### BRIEF
Can you echo the stretch of the listing from the line containing "radio-title[interactable] xyxy=(389,347,401,359)" through the line containing "sidebar-tab-all-books[interactable]: 全部图书 xyxy=(23,245,249,270)", both included, character for character?
○ ○ ○
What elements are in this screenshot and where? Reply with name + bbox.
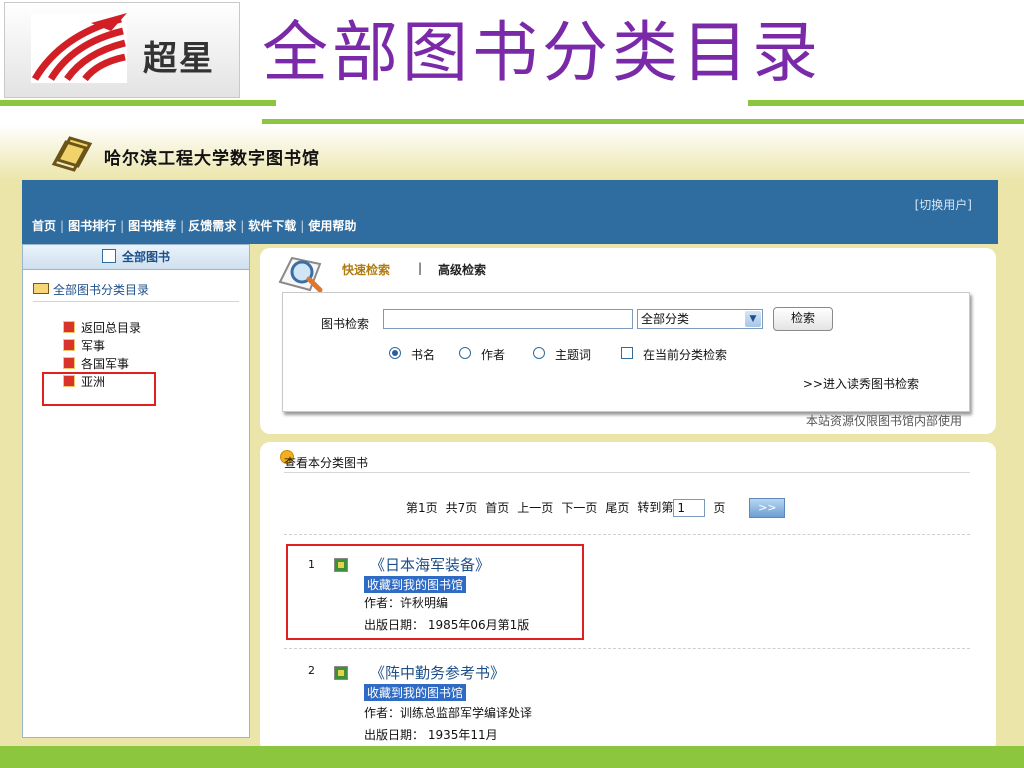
radio-title[interactable] xyxy=(389,347,401,359)
divider xyxy=(284,648,970,649)
highlight-box-asia xyxy=(42,372,156,406)
pager-first[interactable]: 首页 xyxy=(485,501,509,515)
tree-item-countries-military[interactable]: 各国军事 xyxy=(63,355,129,372)
search-panel: 快速检索 | 高级检索 图书检索 全部分类 ▼ 检索 书名 作者 主题词 在当前… xyxy=(260,248,996,434)
divider xyxy=(284,472,970,473)
book-title-link[interactable]: 《阵中勤务参考书》 xyxy=(370,662,505,683)
divider xyxy=(33,301,239,302)
magnifier-icon xyxy=(278,256,323,293)
results-panel: 查看本分类图书 第1页 共7页 首页 上一页 下一页 尾页 转到第 1 页 >> 1 《日本海军装… xyxy=(260,442,996,746)
tab-divider: | xyxy=(418,261,423,275)
sidebar-tab-all-books[interactable]: 全部图书 xyxy=(23,245,249,270)
pager-goto-prefix: 转到第 xyxy=(637,500,674,515)
pager-total: 共7页 xyxy=(445,500,478,515)
accent-bar-left xyxy=(0,100,276,106)
add-to-my-library-link[interactable]: 收藏到我的图书馆 xyxy=(364,684,467,701)
pager-last[interactable]: 尾页 xyxy=(605,501,629,515)
pagination: 第1页 共7页 首页 上一页 下一页 尾页 转到第 1 页 >> xyxy=(406,498,793,518)
site-title: 哈尔滨工程大学数字图书馆 xyxy=(104,149,320,169)
search-field-label: 图书检索 xyxy=(321,317,370,331)
library-screenshot: 哈尔滨工程大学数字图书馆 [切换用户] 首页 | 图书排行 | 图书推荐 | 反馈需求 | 软件… xyxy=(0,124,1024,746)
tree-root[interactable]: 全部图书分类目录 xyxy=(33,281,149,298)
nav-book-ranking[interactable]: 图书排行 xyxy=(68,219,116,233)
page-number-input[interactable]: 1 xyxy=(673,499,706,517)
tab-advanced-search[interactable]: 高级检索 xyxy=(438,261,486,278)
xiuread-search-link[interactable]: >>进入读秀图书检索 xyxy=(803,375,919,392)
site-usage-note: 本站资源仅限图书馆内部使用 xyxy=(805,414,962,428)
chevron-down-icon[interactable]: ▼ xyxy=(745,311,761,327)
book-author: 作者：训练总监部军学编译处译 xyxy=(364,706,533,720)
go-page-button[interactable]: >> xyxy=(749,498,786,518)
tree-item-back[interactable]: 返回总目录 xyxy=(63,319,141,336)
library-logo-icon xyxy=(51,136,93,172)
radio-author[interactable] xyxy=(459,347,471,359)
folder-open-icon xyxy=(33,283,49,294)
category-select-value: 全部分类 xyxy=(641,312,690,326)
logo-text: 超星 xyxy=(143,39,215,79)
radio-subject[interactable] xyxy=(533,347,545,359)
chaoxing-logo-panel: 超星 xyxy=(4,2,240,98)
radio-title-label: 书名 xyxy=(411,348,436,362)
bullet-icon xyxy=(63,321,75,333)
tree-item-military[interactable]: 军事 xyxy=(63,337,105,354)
radio-author-label: 作者 xyxy=(481,348,506,362)
chaoxing-logo-icon xyxy=(31,13,127,83)
highlight-box-book1 xyxy=(286,544,584,640)
nav-menu: 首页 | 图书排行 | 图书推荐 | 反馈需求 | 软件下载 | 使用帮助 xyxy=(32,219,357,233)
nav-feedback[interactable]: 反馈需求 xyxy=(188,219,236,233)
tree-item-label: 各国军事 xyxy=(81,357,130,371)
footer-accent-bar xyxy=(0,746,1024,768)
top-navbar: [切换用户] 首页 | 图书排行 | 图书推荐 | 反馈需求 | 软件下载 | 使用帮助 xyxy=(22,180,998,244)
divider xyxy=(284,534,970,535)
switch-user-link[interactable]: [切换用户] xyxy=(915,196,972,213)
pager-current: 第1页 xyxy=(406,500,438,515)
search-input[interactable] xyxy=(383,309,633,329)
bullet-icon xyxy=(63,357,75,369)
category-select[interactable]: 全部分类 ▼ xyxy=(637,309,763,329)
current-category-label: 在当前分类检索 xyxy=(643,348,728,362)
radio-subject-label: 主题词 xyxy=(555,348,592,362)
category-sidebar: 全部图书 全部图书分类目录 返回总目录 军事 各国军事 亚洲 xyxy=(22,244,250,738)
search-form: 图书检索 全部分类 ▼ 检索 书名 作者 主题词 在当前分类检索 >>进入读秀图… xyxy=(282,292,970,412)
search-button[interactable]: 检索 xyxy=(773,307,833,331)
current-category-checkbox[interactable] xyxy=(621,347,633,359)
tree-item-label: 军事 xyxy=(81,339,106,353)
pager-next[interactable]: 下一页 xyxy=(561,501,597,515)
book-icon xyxy=(101,249,116,263)
book-publish-date: 出版日期： 1935年11月 xyxy=(364,728,498,742)
slide-title: 全部图书分类目录 xyxy=(262,14,822,91)
results-heading: 查看本分类图书 xyxy=(284,456,369,470)
bullet-icon xyxy=(63,339,75,351)
nav-book-recommend[interactable]: 图书推荐 xyxy=(128,219,176,233)
book-cover-icon[interactable] xyxy=(334,666,348,680)
book-number: 2 xyxy=(308,664,315,677)
tree-item-label: 返回总目录 xyxy=(81,321,142,335)
nav-home[interactable]: 首页 xyxy=(32,219,56,233)
pager-goto-suffix: 页 xyxy=(713,500,726,515)
tree-root-label: 全部图书分类目录 xyxy=(53,283,150,297)
accent-bar-right xyxy=(748,100,1024,106)
nav-software-download[interactable]: 软件下载 xyxy=(248,219,296,233)
tab-quick-search[interactable]: 快速检索 xyxy=(342,261,390,278)
nav-help[interactable]: 使用帮助 xyxy=(308,219,356,233)
pager-prev[interactable]: 上一页 xyxy=(517,501,553,515)
site-header: 哈尔滨工程大学数字图书馆 xyxy=(0,124,1024,180)
sidebar-tab-label: 全部图书 xyxy=(121,250,170,264)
○ ○ ○
### FULL RESPONSE
radio-title[interactable] xyxy=(389,347,401,359)
divider xyxy=(284,648,970,649)
highlight-box-asia xyxy=(42,372,156,406)
pager-first[interactable]: 首页 xyxy=(485,501,509,515)
tree-item-countries-military[interactable]: 各国军事 xyxy=(63,355,129,372)
search-panel: 快速检索 | 高级检索 图书检索 全部分类 ▼ 检索 书名 作者 主题词 在当前… xyxy=(260,248,996,434)
divider xyxy=(284,472,970,473)
book-title-link[interactable]: 《阵中勤务参考书》 xyxy=(370,662,505,683)
divider xyxy=(33,301,239,302)
magnifier-icon xyxy=(278,256,323,293)
results-panel: 查看本分类图书 第1页 共7页 首页 上一页 下一页 尾页 转到第 1 页 >> 1 《日本海军装… xyxy=(260,442,996,746)
tab-divider: | xyxy=(418,261,423,275)
sidebar-tab-all-books[interactable]: 全部图书 xyxy=(23,245,249,270)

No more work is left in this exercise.